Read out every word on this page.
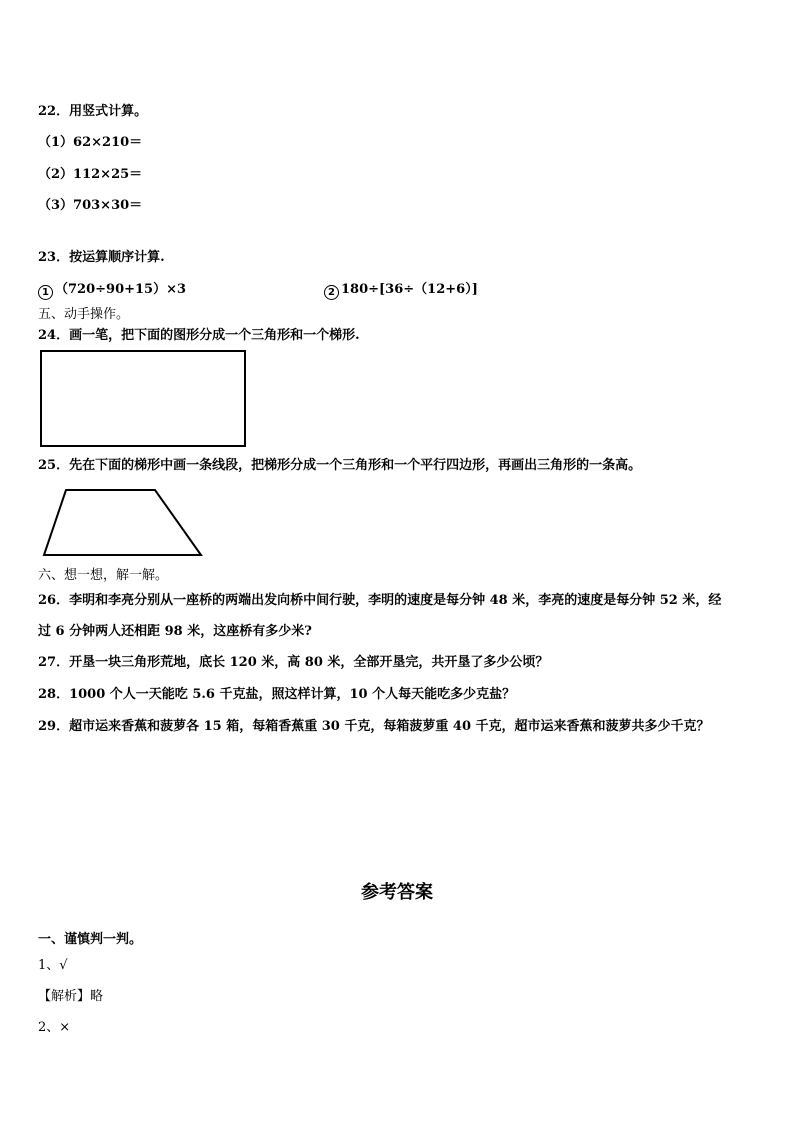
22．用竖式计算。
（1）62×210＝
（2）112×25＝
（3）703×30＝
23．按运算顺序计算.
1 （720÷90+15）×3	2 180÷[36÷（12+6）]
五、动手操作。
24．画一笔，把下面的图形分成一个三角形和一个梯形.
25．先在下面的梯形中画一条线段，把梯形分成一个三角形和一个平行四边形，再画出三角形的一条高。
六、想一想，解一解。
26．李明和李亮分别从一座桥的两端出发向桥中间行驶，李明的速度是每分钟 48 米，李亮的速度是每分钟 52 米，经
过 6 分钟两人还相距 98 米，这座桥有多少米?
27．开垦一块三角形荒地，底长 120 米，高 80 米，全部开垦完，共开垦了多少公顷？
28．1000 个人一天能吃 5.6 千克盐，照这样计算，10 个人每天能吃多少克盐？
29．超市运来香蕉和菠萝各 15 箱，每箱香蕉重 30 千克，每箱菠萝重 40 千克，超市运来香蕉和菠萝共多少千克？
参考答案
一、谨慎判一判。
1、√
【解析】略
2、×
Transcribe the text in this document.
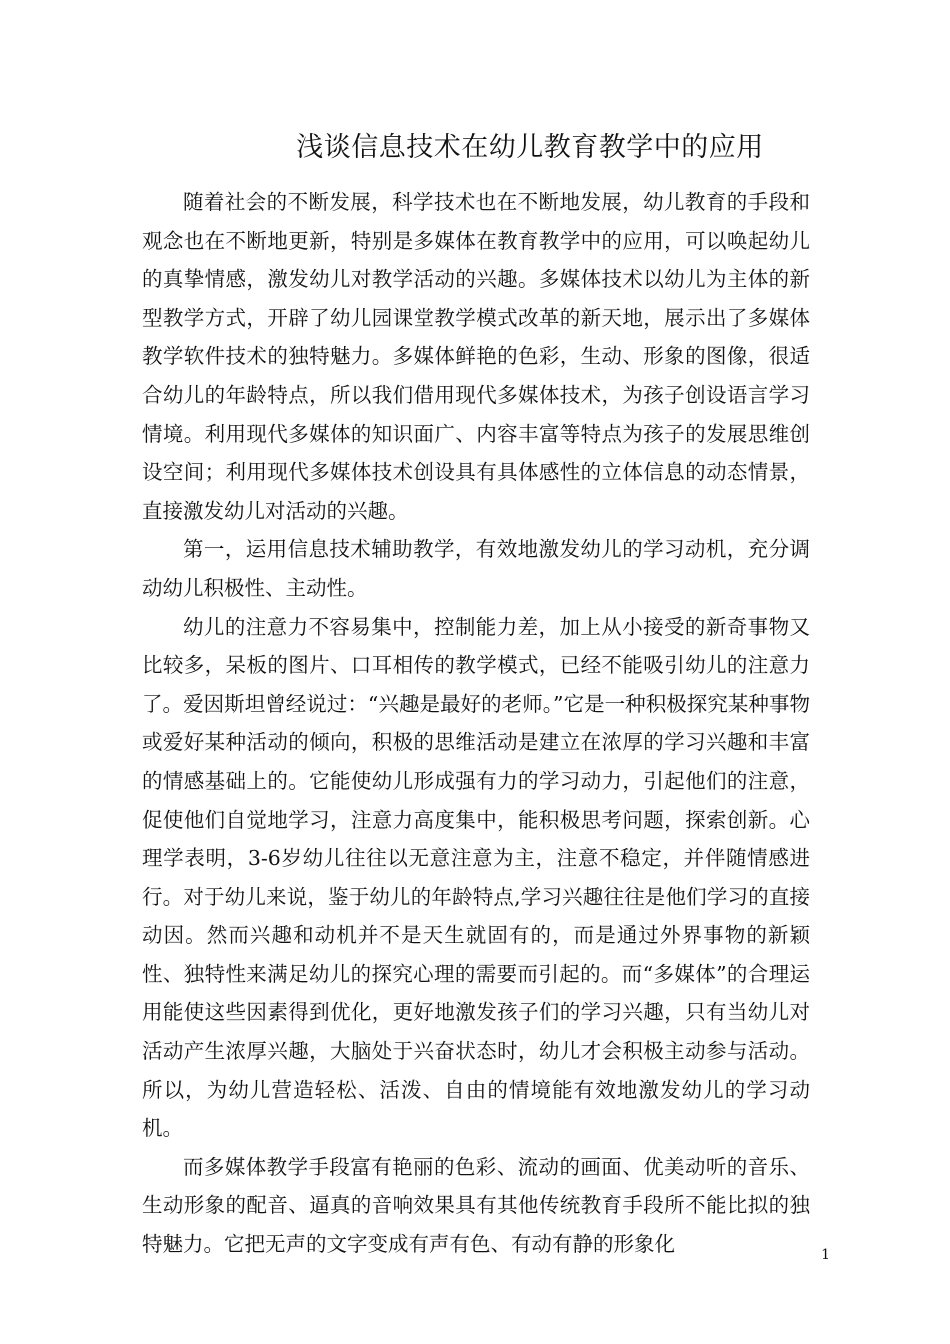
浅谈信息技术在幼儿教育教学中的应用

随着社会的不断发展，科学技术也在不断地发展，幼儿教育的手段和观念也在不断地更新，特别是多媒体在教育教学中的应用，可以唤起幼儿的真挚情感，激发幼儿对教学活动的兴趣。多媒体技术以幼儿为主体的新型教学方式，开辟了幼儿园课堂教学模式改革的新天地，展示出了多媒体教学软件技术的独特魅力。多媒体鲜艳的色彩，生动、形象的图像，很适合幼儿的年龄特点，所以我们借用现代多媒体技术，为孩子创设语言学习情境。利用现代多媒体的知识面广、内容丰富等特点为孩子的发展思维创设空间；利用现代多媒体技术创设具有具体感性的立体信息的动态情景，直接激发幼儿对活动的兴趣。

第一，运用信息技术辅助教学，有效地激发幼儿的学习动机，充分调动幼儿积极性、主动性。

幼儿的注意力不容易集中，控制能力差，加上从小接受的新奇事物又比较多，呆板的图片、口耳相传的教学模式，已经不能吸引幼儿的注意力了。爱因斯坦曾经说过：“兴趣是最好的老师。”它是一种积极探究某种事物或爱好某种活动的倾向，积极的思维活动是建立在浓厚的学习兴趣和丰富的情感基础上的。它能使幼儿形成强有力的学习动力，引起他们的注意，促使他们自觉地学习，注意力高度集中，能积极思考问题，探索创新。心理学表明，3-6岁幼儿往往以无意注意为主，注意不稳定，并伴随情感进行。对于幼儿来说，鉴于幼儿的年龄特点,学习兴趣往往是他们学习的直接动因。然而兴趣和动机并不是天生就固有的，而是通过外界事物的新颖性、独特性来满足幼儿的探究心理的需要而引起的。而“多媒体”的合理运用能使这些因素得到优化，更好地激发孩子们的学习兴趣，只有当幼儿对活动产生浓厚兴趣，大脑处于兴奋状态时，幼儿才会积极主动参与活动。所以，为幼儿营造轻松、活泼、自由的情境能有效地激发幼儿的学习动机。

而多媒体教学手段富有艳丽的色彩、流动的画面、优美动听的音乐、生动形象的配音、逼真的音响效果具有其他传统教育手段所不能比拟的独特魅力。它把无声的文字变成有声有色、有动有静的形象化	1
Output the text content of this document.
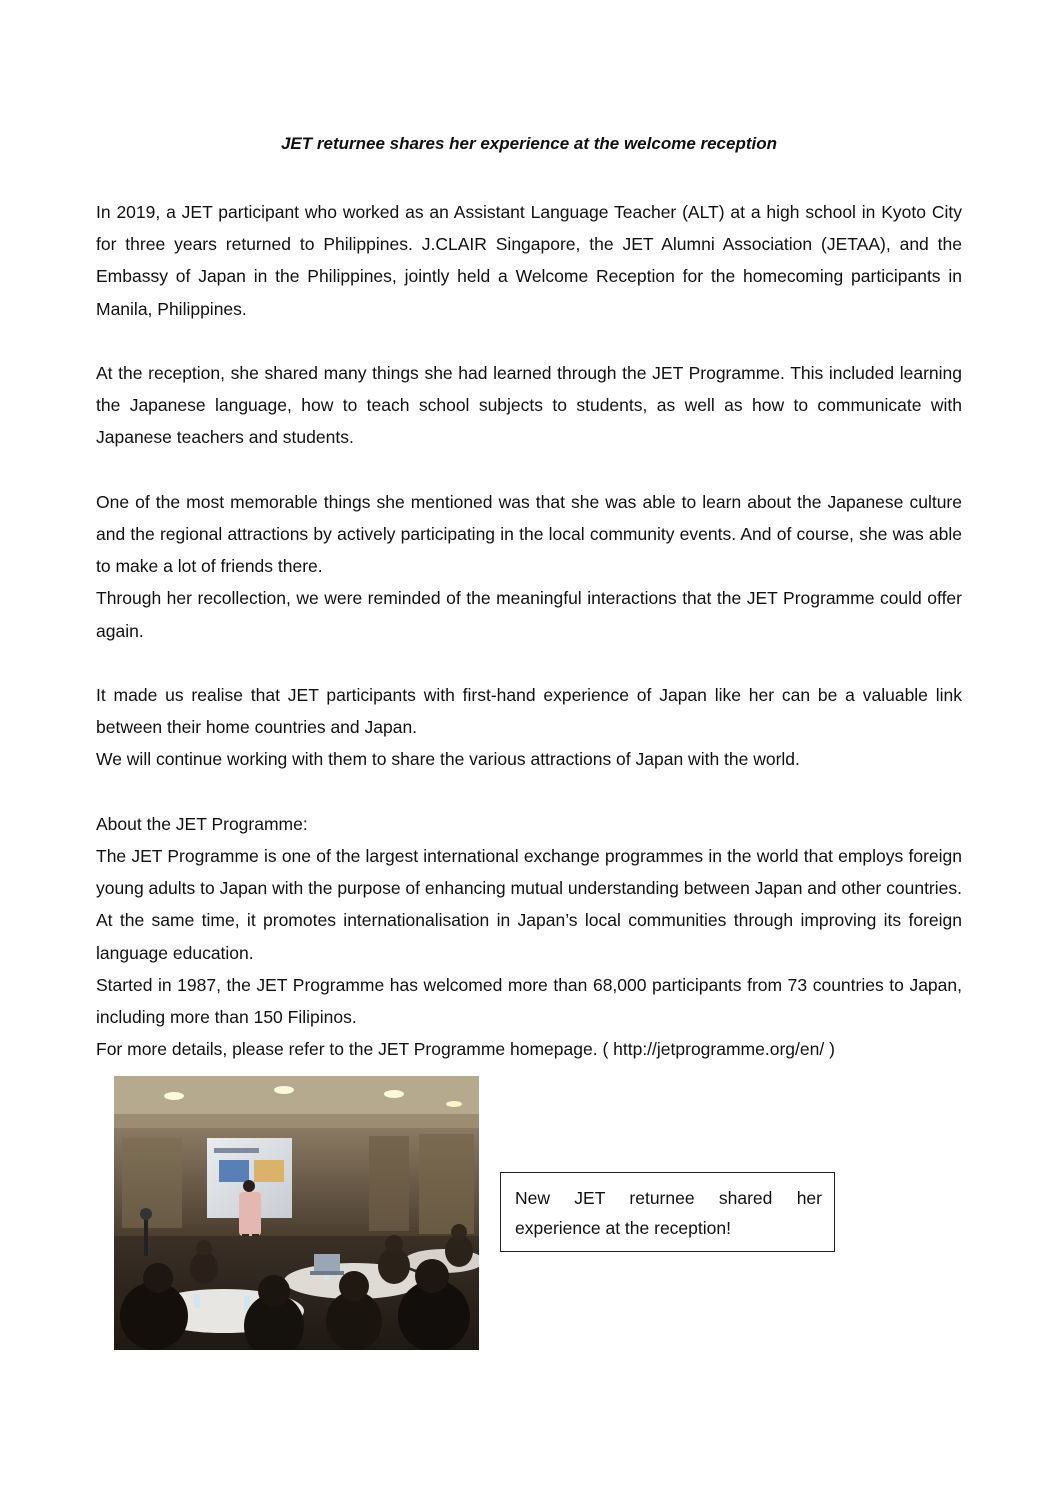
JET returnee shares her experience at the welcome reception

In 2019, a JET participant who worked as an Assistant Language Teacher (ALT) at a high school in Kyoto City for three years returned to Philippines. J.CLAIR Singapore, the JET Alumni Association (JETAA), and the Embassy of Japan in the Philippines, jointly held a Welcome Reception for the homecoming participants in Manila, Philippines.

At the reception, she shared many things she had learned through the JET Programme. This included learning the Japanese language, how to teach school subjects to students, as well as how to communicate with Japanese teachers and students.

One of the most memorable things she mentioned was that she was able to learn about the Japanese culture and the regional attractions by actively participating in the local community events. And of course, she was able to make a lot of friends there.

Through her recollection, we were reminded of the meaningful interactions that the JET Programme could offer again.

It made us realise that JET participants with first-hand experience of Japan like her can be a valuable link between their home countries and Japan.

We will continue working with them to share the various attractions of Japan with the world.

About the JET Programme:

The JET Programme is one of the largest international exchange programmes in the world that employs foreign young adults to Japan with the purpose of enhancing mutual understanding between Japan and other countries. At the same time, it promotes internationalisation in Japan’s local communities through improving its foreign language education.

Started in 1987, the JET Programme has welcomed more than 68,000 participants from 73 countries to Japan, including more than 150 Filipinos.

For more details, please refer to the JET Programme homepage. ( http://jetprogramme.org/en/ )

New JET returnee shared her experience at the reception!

════════

TASK TO COMPLETE: Copy every entry exactly as written. Pictures are excluded.

TASK RESPONSE:
Read out every word on this page.
22．用竖式计算。
（1）62×210＝
（2）112×25＝
（3）703×30＝
23．按运算顺序计算.
1 （720÷90+15）×3	2 180÷[36÷（12+6）]
五、动手操作。
24．画一笔，把下面的图形分成一个三角形和一个梯形.
25．先在下面的梯形中画一条线段，把梯形分成一个三角形和一个平行四边形，再画出三角形的一条高。
六、想一想，解一解。
26．李明和李亮分别从一座桥的两端出发向桥中间行驶，李明的速度是每分钟 48 米，李亮的速度是每分钟 52 米，经
过 6 分钟两人还相距 98 米，这座桥有多少米?
27．开垦一块三角形荒地，底长 120 米，高 80 米，全部开垦完，共开垦了多少公顷？
28．1000 个人一天能吃 5.6 千克盐，照这样计算，10 个人每天能吃多少克盐？
29．超市运来香蕉和菠萝各 15 箱，每箱香蕉重 30 千克，每箱菠萝重 40 千克，超市运来香蕉和菠萝共多少千克？
参考答案
一、谨慎判一判。
1、√
【解析】略
2、×
Transcribe the text in this document.
浅谈信息技术在幼儿教育教学中的应用

随着社会的不断发展，科学技术也在不断地发展，幼儿教育的手段和观念也在不断地更新，特别是多媒体在教育教学中的应用，可以唤起幼儿的真挚情感，激发幼儿对教学活动的兴趣。多媒体技术以幼儿为主体的新型教学方式，开辟了幼儿园课堂教学模式改革的新天地，展示出了多媒体教学软件技术的独特魅力。多媒体鲜艳的色彩，生动、形象的图像，很适合幼儿的年龄特点，所以我们借用现代多媒体技术，为孩子创设语言学习情境。利用现代多媒体的知识面广、内容丰富等特点为孩子的发展思维创设空间；利用现代多媒体技术创设具有具体感性的立体信息的动态情景，直接激发幼儿对活动的兴趣。

第一，运用信息技术辅助教学，有效地激发幼儿的学习动机，充分调动幼儿积极性、主动性。

幼儿的注意力不容易集中，控制能力差，加上从小接受的新奇事物又比较多，呆板的图片、口耳相传的教学模式，已经不能吸引幼儿的注意力了。爱因斯坦曾经说过：“兴趣是最好的老师。”它是一种积极探究某种事物或爱好某种活动的倾向，积极的思维活动是建立在浓厚的学习兴趣和丰富的情感基础上的。它能使幼儿形成强有力的学习动力，引起他们的注意，促使他们自觉地学习，注意力高度集中，能积极思考问题，探索创新。心理学表明，3-6岁幼儿往往以无意注意为主，注意不稳定，并伴随情感进行。对于幼儿来说，鉴于幼儿的年龄特点,学习兴趣往往是他们学习的直接动因。然而兴趣和动机并不是天生就固有的，而是通过外界事物的新颖性、独特性来满足幼儿的探究心理的需要而引起的。而“多媒体”的合理运用能使这些因素得到优化，更好地激发孩子们的学习兴趣，只有当幼儿对活动产生浓厚兴趣，大脑处于兴奋状态时，幼儿才会积极主动参与活动。所以，为幼儿营造轻松、活泼、自由的情境能有效地激发幼儿的学习动机。

而多媒体教学手段富有艳丽的色彩、流动的画面、优美动听的音乐、生动形象的配音、逼真的音响效果具有其他传统教育手段所不能比拟的独特魅力。它把无声的文字变成有声有色、有动有静的形象化	1
Output the text content of this document.
JET returnee shares her experience at the welcome reception

In 2019, a JET participant who worked as an Assistant Language Teacher (ALT) at a high school in Kyoto City for three years returned to Philippines. J.CLAIR Singapore, the JET Alumni Association (JETAA), and the Embassy of Japan in the Philippines, jointly held a Welcome Reception for the homecoming participants in Manila, Philippines.

At the reception, she shared many things she had learned through the JET Programme. This included learning the Japanese language, how to teach school subjects to students, as well as how to communicate with Japanese teachers and students.

One of the most memorable things she mentioned was that she was able to learn about the Japanese culture and the regional attractions by actively participating in the local community events. And of course, she was able to make a lot of friends there.

Through her recollection, we were reminded of the meaningful interactions that the JET Programme could offer again.

It made us realise that JET participants with first-hand experience of Japan like her can be a valuable link between their home countries and Japan.

We will continue working with them to share the various attractions of Japan with the world.

About the JET Programme:

The JET Programme is one of the largest international exchange programmes in the world that employs foreign young adults to Japan with the purpose of enhancing mutual understanding between Japan and other countries. At the same time, it promotes internationalisation in Japan’s local communities through improving its foreign language education.

Started in 1987, the JET Programme has welcomed more than 68,000 participants from 73 countries to Japan, including more than 150 Filipinos.

For more details, please refer to the JET Programme homepage. ( http://jetprogramme.org/en/ )

New JET returnee shared her experience at the reception!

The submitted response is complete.